## Begin Exercise materials

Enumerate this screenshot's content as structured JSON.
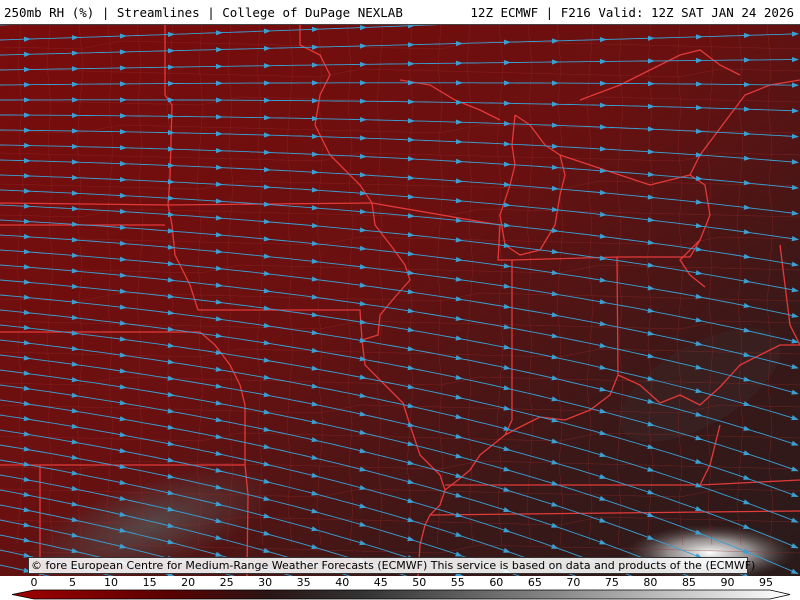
{
  "header": {
    "left": "250mb RH (%) | Streamlines | College of DuPage NEXLAB",
    "right": "12Z ECMWF | F216 Valid: 12Z SAT JAN 24 2026"
  },
  "copyright": "© fore European Centre for Medium-Range Weather Forecasts (ECMWF) This service is based on data and products of the (ECMWF)",
  "colorbar": {
    "ticks": [
      "0",
      "5",
      "10",
      "15",
      "20",
      "25",
      "30",
      "35",
      "40",
      "45",
      "50",
      "55",
      "60",
      "65",
      "70",
      "75",
      "80",
      "85",
      "90",
      "95"
    ],
    "colors": {
      "low": "#8b0000",
      "mid": "#2a1a1a",
      "high": "#ffffff"
    }
  },
  "map": {
    "background_color": "#7a0c0c",
    "border_color": "#e23a3a",
    "county_color": "#a03030",
    "streamline_color": "#3a9fd0"
  }
}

## End Exercise materials

* [Objective] Exactly reproduce each record, leaving out any pictures.

* [Task output]
Enumerate this screenshot's content as structured JSON.
{
  "header": {
    "left": "250mb RH (%) | Streamlines | College of DuPage NEXLAB",
    "right": "12Z ECMWF | F216 Valid: 12Z SAT JAN 24 2026"
  },
  "copyright": "© fore European Centre for Medium-Range Weather Forecasts (ECMWF) This service is based on data and products of the (ECMWF)",
  "colorbar": {
    "ticks": [
      "0",
      "5",
      "10",
      "15",
      "20",
      "25",
      "30",
      "35",
      "40",
      "45",
      "50",
      "55",
      "60",
      "65",
      "70",
      "75",
      "80",
      "85",
      "90",
      "95"
    ],
    "colors": {
      "low": "#8b0000",
      "mid": "#2a1a1a",
      "high": "#ffffff"
    }
  },
  "map": {
    "background_color": "#7a0c0c",
    "border_color": "#e23a3a",
    "county_color": "#a03030",
    "streamline_color": "#3a9fd0"
  }
}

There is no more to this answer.